YOUR INSTRUCTIONS:
Your task is to repeat the lines below exactly, excluding any pictures they contain.

-------- ENTRIES PROVIDED

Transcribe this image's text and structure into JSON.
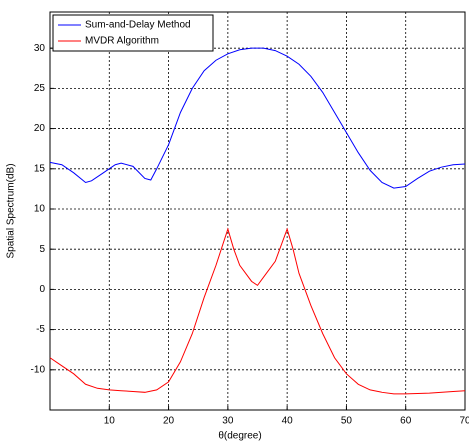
{
  "chart_data": {
    "type": "line",
    "xlabel": "θ(degree)",
    "ylabel": "Spatial Spectrum(dB)",
    "xlim": [
      0,
      70
    ],
    "ylim": [
      -15,
      34.5
    ],
    "xticks": [
      10,
      20,
      30,
      40,
      50,
      60,
      70
    ],
    "yticks": [
      -10,
      -5,
      0,
      5,
      10,
      15,
      20,
      25,
      30
    ],
    "grid": true,
    "legend": "upper left",
    "series": [
      {
        "name": "Sum-and-Delay Method",
        "color": "#0000ff",
        "x": [
          0,
          2,
          4,
          6,
          7,
          9,
          11,
          12,
          14,
          16,
          17,
          18,
          20,
          22,
          24,
          26,
          28,
          30,
          32,
          34,
          36,
          38,
          40,
          42,
          44,
          46,
          48,
          50,
          52,
          54,
          56,
          58,
          60,
          62,
          64,
          66,
          68,
          70
        ],
        "values": [
          15.8,
          15.5,
          14.5,
          13.3,
          13.5,
          14.5,
          15.5,
          15.7,
          15.3,
          13.8,
          13.6,
          15,
          18,
          22,
          25,
          27.2,
          28.5,
          29.3,
          29.8,
          30,
          30,
          29.7,
          29,
          28,
          26.5,
          24.5,
          22,
          19.5,
          17,
          14.8,
          13.3,
          12.6,
          12.8,
          13.8,
          14.7,
          15.2,
          15.5,
          15.6
        ]
      },
      {
        "name": "MVDR Algorithm",
        "color": "#ff0000",
        "x": [
          0,
          2,
          4,
          6,
          8,
          10,
          12,
          14,
          16,
          18,
          20,
          22,
          24,
          26,
          28,
          30,
          31,
          32,
          34,
          35,
          36,
          38,
          40,
          41,
          42,
          44,
          46,
          48,
          50,
          52,
          54,
          56,
          58,
          60,
          64,
          68,
          70
        ],
        "values": [
          -8.5,
          -9.5,
          -10.5,
          -11.8,
          -12.3,
          -12.5,
          -12.6,
          -12.7,
          -12.8,
          -12.5,
          -11.5,
          -9,
          -5.5,
          -1,
          3,
          7.5,
          5,
          3,
          1,
          0.5,
          1.5,
          3.5,
          7.5,
          5,
          2,
          -2,
          -5.5,
          -8.5,
          -10.5,
          -11.8,
          -12.5,
          -12.8,
          -13,
          -13,
          -12.9,
          -12.7,
          -12.6
        ]
      }
    ]
  }
}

----------------

OUTPUT:
Transcribe this image's text and structure into JSON.
{
  "chart_data": {
    "type": "line",
    "xlabel": "θ(degree)",
    "ylabel": "Spatial Spectrum(dB)",
    "xlim": [
      0,
      70
    ],
    "ylim": [
      -15,
      34.5
    ],
    "xticks": [
      10,
      20,
      30,
      40,
      50,
      60,
      70
    ],
    "yticks": [
      -10,
      -5,
      0,
      5,
      10,
      15,
      20,
      25,
      30
    ],
    "grid": true,
    "legend": "upper left",
    "series": [
      {
        "name": "Sum-and-Delay Method",
        "color": "#0000ff",
        "x": [
          0,
          2,
          4,
          6,
          7,
          9,
          11,
          12,
          14,
          16,
          17,
          18,
          20,
          22,
          24,
          26,
          28,
          30,
          32,
          34,
          36,
          38,
          40,
          42,
          44,
          46,
          48,
          50,
          52,
          54,
          56,
          58,
          60,
          62,
          64,
          66,
          68,
          70
        ],
        "values": [
          15.8,
          15.5,
          14.5,
          13.3,
          13.5,
          14.5,
          15.5,
          15.7,
          15.3,
          13.8,
          13.6,
          15,
          18,
          22,
          25,
          27.2,
          28.5,
          29.3,
          29.8,
          30,
          30,
          29.7,
          29,
          28,
          26.5,
          24.5,
          22,
          19.5,
          17,
          14.8,
          13.3,
          12.6,
          12.8,
          13.8,
          14.7,
          15.2,
          15.5,
          15.6
        ]
      },
      {
        "name": "MVDR Algorithm",
        "color": "#ff0000",
        "x": [
          0,
          2,
          4,
          6,
          8,
          10,
          12,
          14,
          16,
          18,
          20,
          22,
          24,
          26,
          28,
          30,
          31,
          32,
          34,
          35,
          36,
          38,
          40,
          41,
          42,
          44,
          46,
          48,
          50,
          52,
          54,
          56,
          58,
          60,
          64,
          68,
          70
        ],
        "values": [
          -8.5,
          -9.5,
          -10.5,
          -11.8,
          -12.3,
          -12.5,
          -12.6,
          -12.7,
          -12.8,
          -12.5,
          -11.5,
          -9,
          -5.5,
          -1,
          3,
          7.5,
          5,
          3,
          1,
          0.5,
          1.5,
          3.5,
          7.5,
          5,
          2,
          -2,
          -5.5,
          -8.5,
          -10.5,
          -11.8,
          -12.5,
          -12.8,
          -13,
          -13,
          -12.9,
          -12.7,
          -12.6
        ]
      }
    ]
  }
}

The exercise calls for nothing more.